** Extract provided **
------------------------------------
Production Cluster Sizing
This document summarizes DataStax’s recommendations for the sizing and optimization of an Apache Pulsar cluster on Linux in a production environment. Remember, a Pulsar instance is made of one or many clusters.
Of course, the sizing of a cluster depends on factors like use case and expected load, so this document is not intended to be a one-size-fits-all guide. Rather, we’d like to demonstrate how we consider and spec the initial size of a Pulsar cluster, and assist you on your journey to unlocking the scaling power of Pulsar.
This page summarizes the requirements, assumptions, definitions, and methodologies that inform our cluster sizing recommendations. If you’re looking for specific deployment topology recommendations, see Installation topologies.
The Kubernetes Autoscaling for Apache Pulsar (KAAP) operator takes care of scaling Pulsar cluster components, deploying new clusters, and even migrating your existing cluster to an operator-managed deployment. |
Dedicated VMs or Kubernetes?
As you begin your journey to design an Apache Pulsar cluster, one of the first questions to consider is what infrastructure your cluster will run on. Most of this guide will focus on running a cluster with dedicated virtual machines. While Kubernetes is the more popular option, it is easier to express disk calculations, throughput, and secure communications in terms of a VM.
Pulsar cluster components
Pulsar clusters come in many shapes and sizes. There are minimum components for base functionality, and there are recommended components that make message routing, management, and observability easier. For this guide we will focus on the required components and what it takes to make them resilient to outages and highly available in a three-zone cloud.
Required components
-
Zookeeper - This is Pulsar’s meta data store. It stores data about a cluster’s configuration, helps the proxy direct messages to the correct broker, and holds Bookie configurations. Start with 1 instance of Zookeeper in each availability zone (AZ) to mitigate a single failure point, and scale Zookeeper as cluster traffic increases. You could scale Zookeeper as traffic within the cluster increases, but it shouldn’t be very often as it can handle quite a bit of load.
-
Broker - This is Pulsar’s message router. Ideally, each broker should be fully utilized without becoming a performance bottleneck. The Pulsar broker is stateless, so it requires considerable computing power but not much storage. Start with 1 broker instance in each zone, and set a scaling rule that watches CPU load. The best way to optimize this is through performance testing based on your cluster’s workload characteristics.
-
Bookkeeper (bookie) - This is Pulsar’s data store. Bookkeeper stores message data in a low-latency, resilient way. Pulsar uses Bookkeeper’s quorum math to function, so a loss of 1 Bookkeeper instance won’t bring your system down, but will cause some data loss. Start with at least 3 bookies, with 1 in each AZ. At least 2 bookies per AZ are required for high availability, so if one bookie goes down, the other bookie in the AZ can take over. Scale bookies up on disc usage percentage. Scale down manually by making a bookie read-only, offloading its data, then terminating the instance.
Recommended server components
The DataStax Luna Streaming Helm chart deployment includes optional but highly recommended server components for better Pulsar cluster metrics monitoring and operation visibility.
-
Bookkeeper AutoRecovery - This is a Pulsar component that recovers Bookkeeper data in the event of a bookie outage. While optional you will want the insurance of autorecovery working on your behalf. A single instance of Autorecovery should be adequate - only in the most heavily-used clusters will you need more.
------------------------------------
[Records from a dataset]

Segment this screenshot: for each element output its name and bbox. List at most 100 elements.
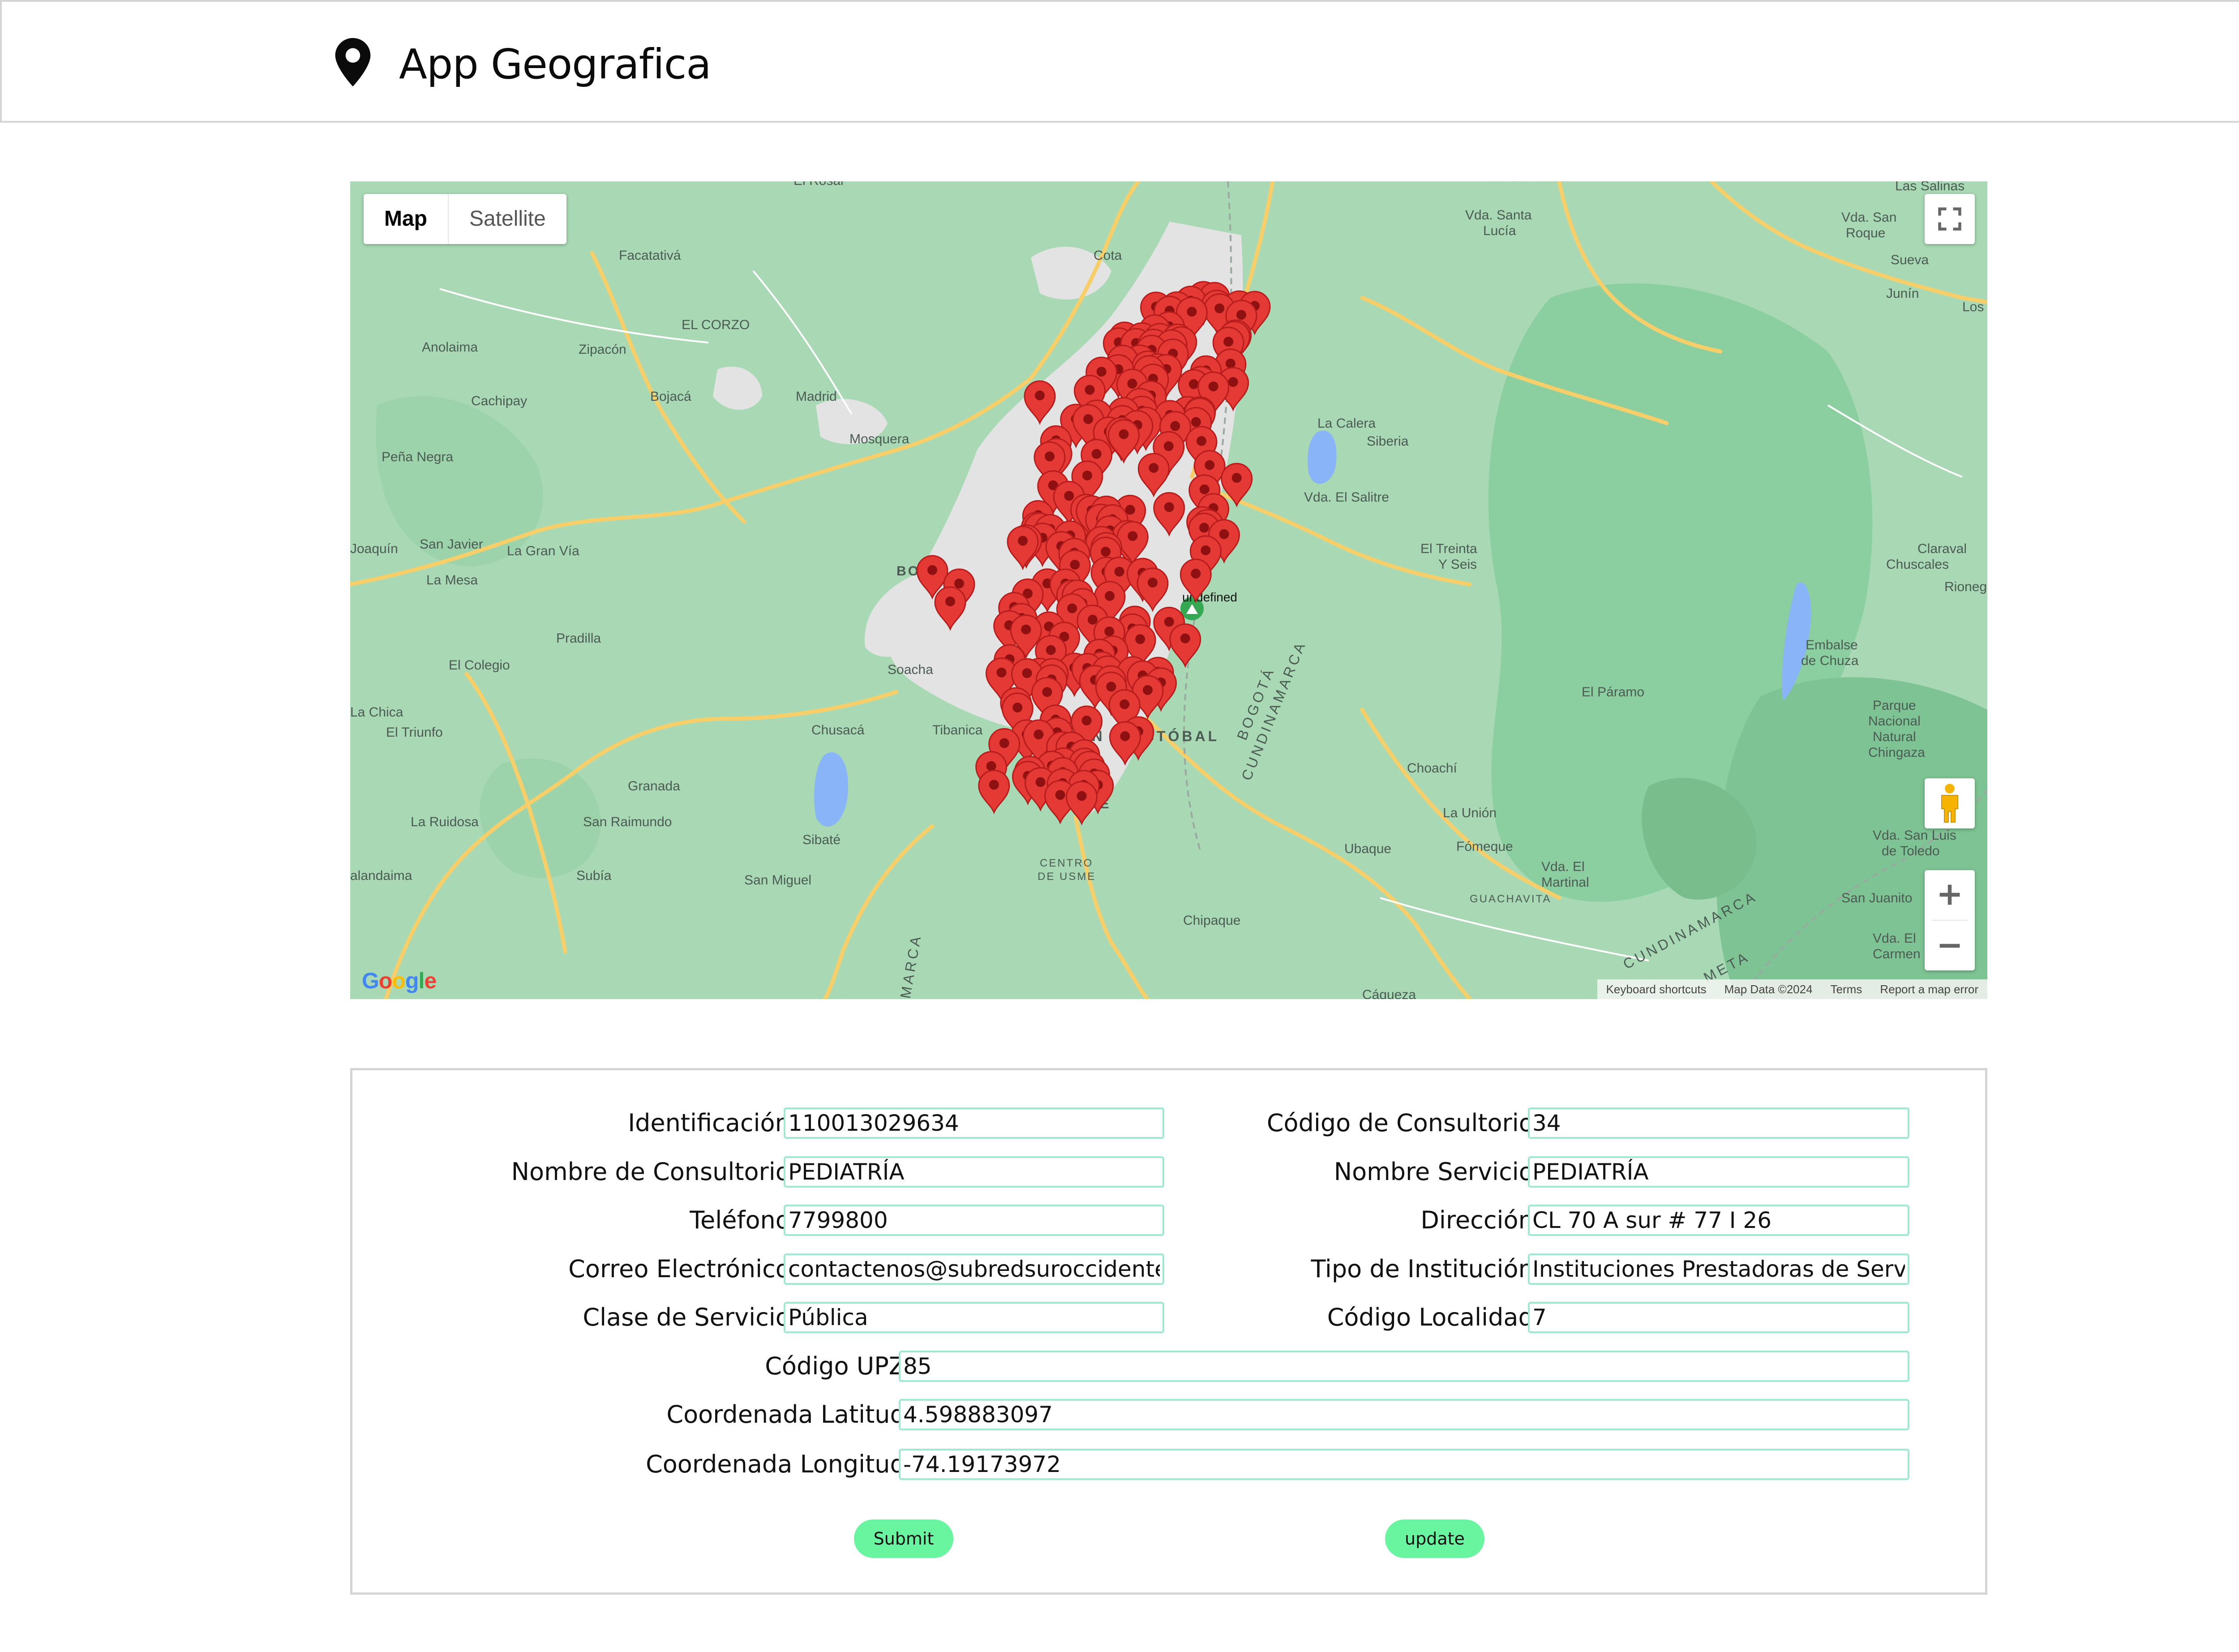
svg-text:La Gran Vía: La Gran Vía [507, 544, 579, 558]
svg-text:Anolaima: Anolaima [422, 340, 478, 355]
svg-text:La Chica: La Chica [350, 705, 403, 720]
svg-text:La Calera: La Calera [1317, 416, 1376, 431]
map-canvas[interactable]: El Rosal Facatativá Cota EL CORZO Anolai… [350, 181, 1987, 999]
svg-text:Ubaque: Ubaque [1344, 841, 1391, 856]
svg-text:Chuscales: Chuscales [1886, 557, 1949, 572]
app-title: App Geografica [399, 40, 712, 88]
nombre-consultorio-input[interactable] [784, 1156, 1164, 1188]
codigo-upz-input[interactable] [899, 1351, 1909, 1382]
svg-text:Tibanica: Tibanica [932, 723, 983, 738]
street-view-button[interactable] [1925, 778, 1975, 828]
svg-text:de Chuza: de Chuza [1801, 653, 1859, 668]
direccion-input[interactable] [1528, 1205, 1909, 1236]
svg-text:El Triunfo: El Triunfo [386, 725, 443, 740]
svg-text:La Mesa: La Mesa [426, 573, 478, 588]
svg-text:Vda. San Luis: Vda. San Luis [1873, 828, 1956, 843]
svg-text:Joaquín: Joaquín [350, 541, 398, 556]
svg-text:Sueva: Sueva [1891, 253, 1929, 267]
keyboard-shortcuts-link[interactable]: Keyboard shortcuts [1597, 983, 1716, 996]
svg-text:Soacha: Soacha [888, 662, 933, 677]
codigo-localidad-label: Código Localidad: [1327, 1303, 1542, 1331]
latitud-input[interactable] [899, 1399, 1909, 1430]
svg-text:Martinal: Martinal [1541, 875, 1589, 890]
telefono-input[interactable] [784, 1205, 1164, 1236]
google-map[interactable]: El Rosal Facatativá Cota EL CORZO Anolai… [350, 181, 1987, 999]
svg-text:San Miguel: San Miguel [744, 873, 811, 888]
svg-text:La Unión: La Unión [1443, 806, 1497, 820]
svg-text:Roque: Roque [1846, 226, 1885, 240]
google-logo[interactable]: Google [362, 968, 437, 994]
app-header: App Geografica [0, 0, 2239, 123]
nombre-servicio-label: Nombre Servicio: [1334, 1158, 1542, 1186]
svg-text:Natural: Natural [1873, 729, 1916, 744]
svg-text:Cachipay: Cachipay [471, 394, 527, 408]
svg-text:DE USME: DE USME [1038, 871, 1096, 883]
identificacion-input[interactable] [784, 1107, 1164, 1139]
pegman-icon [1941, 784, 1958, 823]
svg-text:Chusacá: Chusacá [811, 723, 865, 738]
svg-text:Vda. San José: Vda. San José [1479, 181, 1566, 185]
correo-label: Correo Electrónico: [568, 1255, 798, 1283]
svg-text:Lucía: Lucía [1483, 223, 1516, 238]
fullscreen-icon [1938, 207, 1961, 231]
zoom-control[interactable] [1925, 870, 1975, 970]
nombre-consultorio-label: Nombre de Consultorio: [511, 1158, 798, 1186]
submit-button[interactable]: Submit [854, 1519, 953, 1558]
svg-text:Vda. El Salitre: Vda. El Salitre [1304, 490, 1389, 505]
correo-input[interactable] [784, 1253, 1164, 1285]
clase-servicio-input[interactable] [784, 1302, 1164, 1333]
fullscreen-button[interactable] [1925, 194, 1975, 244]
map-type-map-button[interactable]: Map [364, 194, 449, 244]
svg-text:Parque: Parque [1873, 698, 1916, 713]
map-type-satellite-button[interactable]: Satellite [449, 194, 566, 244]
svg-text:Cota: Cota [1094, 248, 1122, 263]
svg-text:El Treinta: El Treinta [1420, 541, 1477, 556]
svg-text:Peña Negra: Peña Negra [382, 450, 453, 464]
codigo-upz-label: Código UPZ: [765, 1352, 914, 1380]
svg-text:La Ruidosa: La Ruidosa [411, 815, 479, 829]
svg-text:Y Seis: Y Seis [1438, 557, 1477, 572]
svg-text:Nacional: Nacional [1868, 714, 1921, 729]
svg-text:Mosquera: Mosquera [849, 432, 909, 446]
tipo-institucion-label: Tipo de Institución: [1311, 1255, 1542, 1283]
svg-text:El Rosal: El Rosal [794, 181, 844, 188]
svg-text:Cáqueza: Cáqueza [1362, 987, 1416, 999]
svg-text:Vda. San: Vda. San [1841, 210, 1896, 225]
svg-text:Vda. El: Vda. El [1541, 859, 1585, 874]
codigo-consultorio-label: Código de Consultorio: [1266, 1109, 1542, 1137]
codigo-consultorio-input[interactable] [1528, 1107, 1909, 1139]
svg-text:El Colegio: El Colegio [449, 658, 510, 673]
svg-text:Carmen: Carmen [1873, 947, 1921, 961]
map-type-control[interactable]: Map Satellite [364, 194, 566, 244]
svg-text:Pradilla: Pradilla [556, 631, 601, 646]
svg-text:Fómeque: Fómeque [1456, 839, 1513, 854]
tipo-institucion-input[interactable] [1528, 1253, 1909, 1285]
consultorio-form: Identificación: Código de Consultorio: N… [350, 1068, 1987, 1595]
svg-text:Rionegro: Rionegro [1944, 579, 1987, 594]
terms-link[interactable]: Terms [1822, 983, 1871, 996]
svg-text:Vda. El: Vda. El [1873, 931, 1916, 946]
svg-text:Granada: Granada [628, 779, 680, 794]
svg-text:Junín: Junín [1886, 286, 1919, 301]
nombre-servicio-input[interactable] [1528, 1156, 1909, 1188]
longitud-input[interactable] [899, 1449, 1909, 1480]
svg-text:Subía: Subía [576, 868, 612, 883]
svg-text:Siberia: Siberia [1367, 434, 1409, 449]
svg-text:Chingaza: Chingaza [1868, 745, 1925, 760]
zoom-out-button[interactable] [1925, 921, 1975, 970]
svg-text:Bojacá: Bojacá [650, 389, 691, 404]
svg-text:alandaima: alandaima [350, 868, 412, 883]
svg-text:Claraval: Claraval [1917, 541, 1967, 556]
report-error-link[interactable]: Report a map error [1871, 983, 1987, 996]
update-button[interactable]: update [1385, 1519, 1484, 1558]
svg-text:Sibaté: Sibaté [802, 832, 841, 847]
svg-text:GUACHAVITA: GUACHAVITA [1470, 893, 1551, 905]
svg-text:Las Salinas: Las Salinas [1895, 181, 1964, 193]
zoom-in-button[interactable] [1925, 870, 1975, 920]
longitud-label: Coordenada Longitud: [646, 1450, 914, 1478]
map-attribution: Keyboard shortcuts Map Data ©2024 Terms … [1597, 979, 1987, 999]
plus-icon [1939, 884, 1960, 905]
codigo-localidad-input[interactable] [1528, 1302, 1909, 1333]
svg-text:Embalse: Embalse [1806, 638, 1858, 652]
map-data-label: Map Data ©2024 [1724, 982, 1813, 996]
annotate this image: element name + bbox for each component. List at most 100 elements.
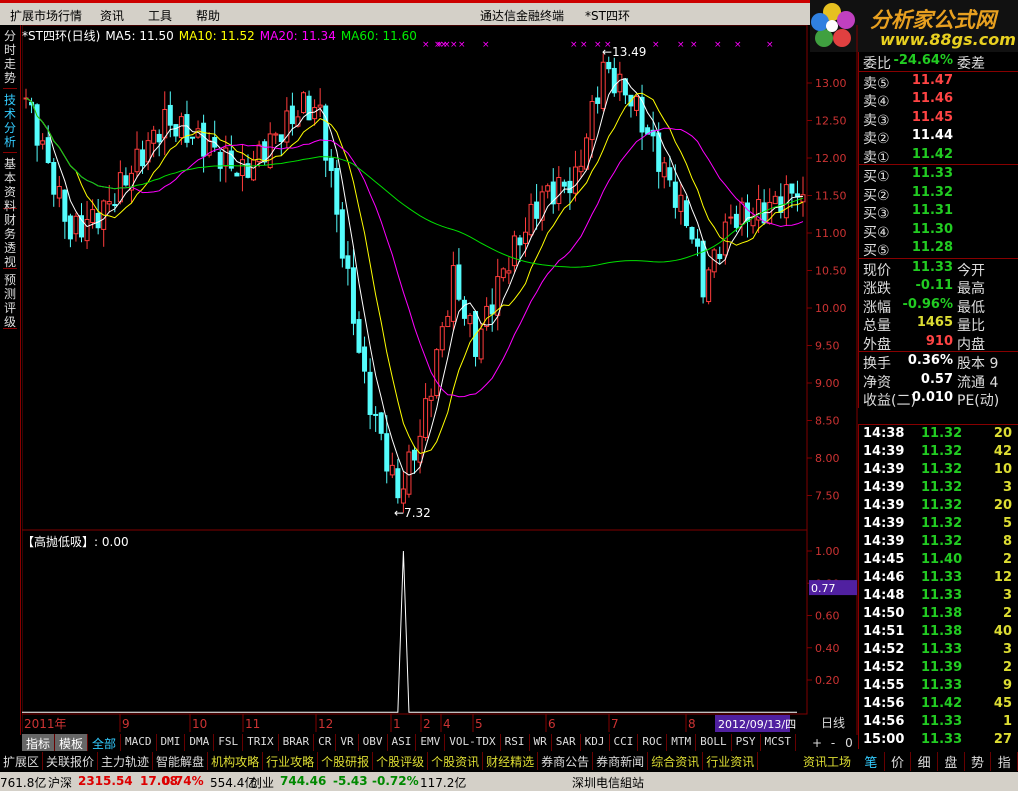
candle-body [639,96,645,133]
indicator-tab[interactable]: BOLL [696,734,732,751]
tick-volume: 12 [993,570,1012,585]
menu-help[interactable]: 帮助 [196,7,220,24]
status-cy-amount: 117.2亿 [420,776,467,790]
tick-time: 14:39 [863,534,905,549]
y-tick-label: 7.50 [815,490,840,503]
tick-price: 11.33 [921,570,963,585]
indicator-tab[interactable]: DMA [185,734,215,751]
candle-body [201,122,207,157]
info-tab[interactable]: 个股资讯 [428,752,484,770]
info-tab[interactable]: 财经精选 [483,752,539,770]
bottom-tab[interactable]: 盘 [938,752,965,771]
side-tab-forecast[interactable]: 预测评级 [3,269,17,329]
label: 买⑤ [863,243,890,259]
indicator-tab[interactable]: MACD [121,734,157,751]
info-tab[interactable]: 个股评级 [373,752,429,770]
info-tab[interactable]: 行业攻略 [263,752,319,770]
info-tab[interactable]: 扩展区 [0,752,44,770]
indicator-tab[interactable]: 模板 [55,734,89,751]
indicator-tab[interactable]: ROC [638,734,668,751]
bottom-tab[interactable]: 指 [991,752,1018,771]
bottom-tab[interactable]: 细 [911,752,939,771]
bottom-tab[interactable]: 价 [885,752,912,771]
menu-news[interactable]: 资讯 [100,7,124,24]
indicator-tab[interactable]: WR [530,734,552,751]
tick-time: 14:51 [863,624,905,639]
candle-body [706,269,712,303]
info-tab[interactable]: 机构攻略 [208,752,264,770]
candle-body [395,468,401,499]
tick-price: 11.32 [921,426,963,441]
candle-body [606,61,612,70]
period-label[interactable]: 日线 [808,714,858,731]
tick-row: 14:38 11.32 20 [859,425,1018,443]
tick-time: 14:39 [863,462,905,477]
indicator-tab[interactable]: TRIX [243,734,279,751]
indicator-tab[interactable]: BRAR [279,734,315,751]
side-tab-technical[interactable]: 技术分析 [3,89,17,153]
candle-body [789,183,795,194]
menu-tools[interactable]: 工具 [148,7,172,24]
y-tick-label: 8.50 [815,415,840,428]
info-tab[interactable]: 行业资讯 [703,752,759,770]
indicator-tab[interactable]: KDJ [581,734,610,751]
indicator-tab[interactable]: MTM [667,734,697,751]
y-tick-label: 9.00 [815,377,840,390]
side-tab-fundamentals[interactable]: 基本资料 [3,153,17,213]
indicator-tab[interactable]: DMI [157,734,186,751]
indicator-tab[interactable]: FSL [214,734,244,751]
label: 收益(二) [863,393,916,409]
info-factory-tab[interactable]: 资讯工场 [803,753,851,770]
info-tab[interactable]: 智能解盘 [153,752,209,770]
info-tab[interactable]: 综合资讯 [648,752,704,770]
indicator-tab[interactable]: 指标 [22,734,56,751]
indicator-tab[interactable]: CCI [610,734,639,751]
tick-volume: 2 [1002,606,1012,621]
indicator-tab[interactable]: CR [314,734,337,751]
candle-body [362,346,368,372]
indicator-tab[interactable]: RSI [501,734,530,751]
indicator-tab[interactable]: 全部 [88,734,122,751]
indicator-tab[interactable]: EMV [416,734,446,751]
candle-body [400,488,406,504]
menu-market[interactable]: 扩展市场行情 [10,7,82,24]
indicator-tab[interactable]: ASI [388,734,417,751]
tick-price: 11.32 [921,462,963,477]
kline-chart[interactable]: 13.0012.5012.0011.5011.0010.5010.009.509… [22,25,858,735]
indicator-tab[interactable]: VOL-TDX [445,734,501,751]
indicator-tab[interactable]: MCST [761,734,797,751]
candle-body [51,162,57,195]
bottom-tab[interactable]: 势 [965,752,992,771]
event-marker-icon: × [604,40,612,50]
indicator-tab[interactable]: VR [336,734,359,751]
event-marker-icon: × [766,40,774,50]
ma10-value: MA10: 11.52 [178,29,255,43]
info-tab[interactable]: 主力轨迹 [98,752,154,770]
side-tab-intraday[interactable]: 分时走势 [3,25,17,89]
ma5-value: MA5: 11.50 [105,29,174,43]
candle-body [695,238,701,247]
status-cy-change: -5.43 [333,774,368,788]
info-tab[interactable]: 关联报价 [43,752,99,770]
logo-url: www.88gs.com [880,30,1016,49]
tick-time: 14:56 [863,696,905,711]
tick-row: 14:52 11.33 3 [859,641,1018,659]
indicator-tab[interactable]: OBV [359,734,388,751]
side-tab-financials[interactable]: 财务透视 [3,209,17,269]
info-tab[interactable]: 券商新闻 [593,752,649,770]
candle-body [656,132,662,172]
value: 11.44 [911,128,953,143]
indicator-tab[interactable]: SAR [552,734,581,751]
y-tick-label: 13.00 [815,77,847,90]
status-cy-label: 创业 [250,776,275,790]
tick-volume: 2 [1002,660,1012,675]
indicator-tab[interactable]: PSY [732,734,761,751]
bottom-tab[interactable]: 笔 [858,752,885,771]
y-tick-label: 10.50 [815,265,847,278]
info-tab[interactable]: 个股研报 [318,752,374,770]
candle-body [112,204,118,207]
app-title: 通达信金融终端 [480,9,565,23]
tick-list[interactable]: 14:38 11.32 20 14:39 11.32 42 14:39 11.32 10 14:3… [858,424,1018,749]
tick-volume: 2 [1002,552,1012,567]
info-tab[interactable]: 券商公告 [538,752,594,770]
------------------------------------
** Task list **
**a.** In the Pulsar cluster sizing guide, what metric should the broker scaling rule watch?
**b.** Decide whether each statement agrees with the Pulsar cluster sizing guide. Answer yes or no for each, and quote the words from the guide that settle it.
(i) Kubernetes is the more popular infrastructure option.
(ii) The Pulsar broker needs a lot of storage.
(iii) Bookies are scaled down automatically.
**c.** Summarize the Pulsar cluster sizing guide in two sentences.

** Solutions to the problems **
**a.** CPU load.

**b.**
(i) Yes: "While Kubernetes is the more popular option"
(ii) No: "it requires considerable computing power but not much storage"
(iii) No: "Scale down manually by making a bookie read-only, offloading its data, then terminating the instance."

**c.** The Pulsar cluster sizing guide gives DataStax's recommendations for sizing and optimizing an Apache Pulsar cluster on Linux in production. It focuses mainly on dedicated virtual machines and on making the required components resilient and highly available in a three-zone cloud, advising one Zookeeper and one broker per availability zone, at least three bookies with one in each zone, and Bookkeeper AutoRecovery to recover data after a bookie outage.